**Extracted records:**

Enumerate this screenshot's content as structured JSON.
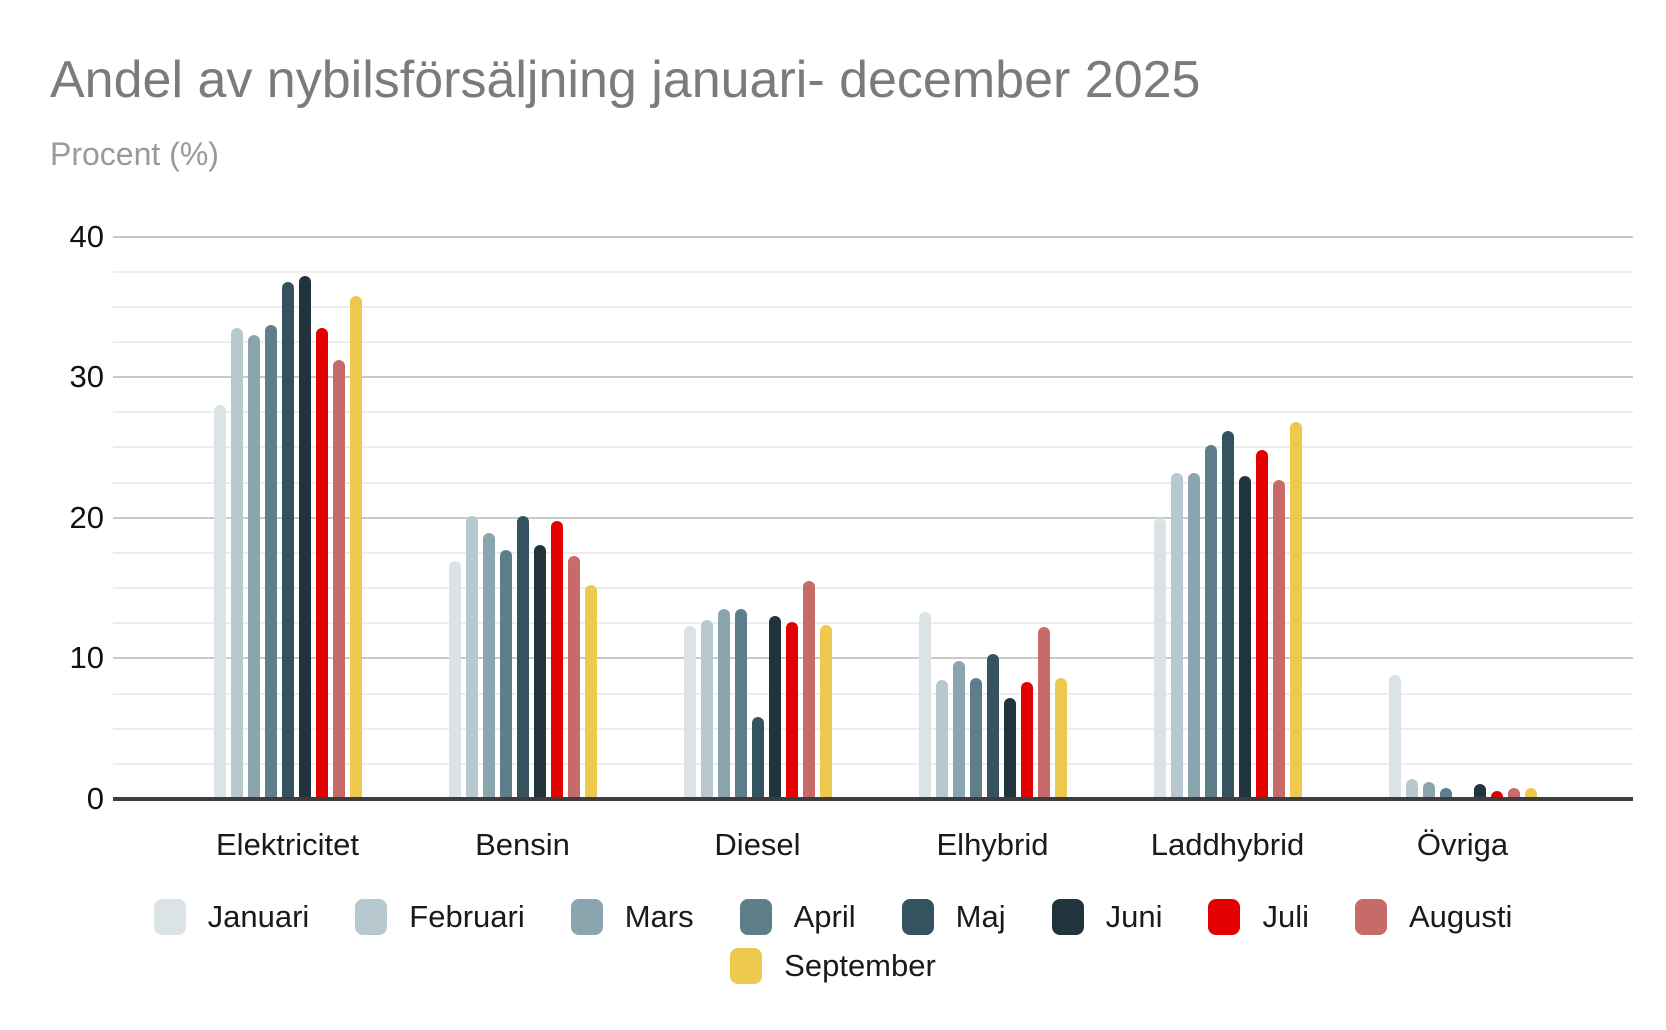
{
  "title": "Andel av nybilsförsäljning januari- december 2025",
  "subtitle": "Procent (%)",
  "chart_data": {
    "type": "bar",
    "title": "Andel av nybilsförsäljning januari- december 2025",
    "ylabel": "Procent (%)",
    "xlabel": "",
    "categories": [
      "Elektricitet",
      "Bensin",
      "Diesel",
      "Elhybrid",
      "Laddhybrid",
      "Övriga"
    ],
    "series": [
      {
        "name": "Januari",
        "color": "#dbe3e6",
        "values": [
          28.0,
          16.9,
          12.3,
          13.3,
          20.0,
          8.8
        ]
      },
      {
        "name": "Februari",
        "color": "#b7c8cf",
        "values": [
          33.5,
          20.1,
          12.7,
          8.5,
          23.2,
          1.4
        ]
      },
      {
        "name": "Mars",
        "color": "#8aa5ae",
        "values": [
          33.0,
          18.9,
          13.5,
          9.8,
          23.2,
          1.2
        ]
      },
      {
        "name": "April",
        "color": "#5e7e8a",
        "values": [
          33.7,
          17.7,
          13.5,
          8.6,
          25.2,
          0.8
        ]
      },
      {
        "name": "Maj",
        "color": "#34535f",
        "values": [
          36.8,
          20.1,
          5.8,
          10.3,
          26.2,
          0.0
        ]
      },
      {
        "name": "Juni",
        "color": "#21333d",
        "values": [
          37.2,
          18.1,
          13.0,
          7.2,
          23.0,
          1.1
        ]
      },
      {
        "name": "Juli",
        "color": "#e20000",
        "values": [
          33.5,
          19.8,
          12.6,
          8.3,
          24.8,
          0.6
        ]
      },
      {
        "name": "Augusti",
        "color": "#c66a6a",
        "values": [
          31.2,
          17.3,
          15.5,
          12.2,
          22.7,
          0.8
        ]
      },
      {
        "name": "September",
        "color": "#edc94f",
        "values": [
          35.8,
          15.2,
          12.4,
          8.6,
          26.8,
          0.8
        ]
      }
    ],
    "ylim": [
      0,
      40
    ],
    "yticks": [
      0,
      10,
      20,
      30,
      40
    ],
    "minor_gridline_step": 2.5,
    "grid": true,
    "legend_position": "bottom"
  }
}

**Written instruction:**
Copy out every line in the listing where the word "color" appears.

**Solution for this problem:**
        "color": "#dbe3e6",
        "color": "#b7c8cf",
        "color": "#8aa5ae",
        "color": "#5e7e8a",
        "color": "#34535f",
        "color": "#21333d",
        "color": "#e20000",
        "color": "#c66a6a",
        "color": "#edc94f",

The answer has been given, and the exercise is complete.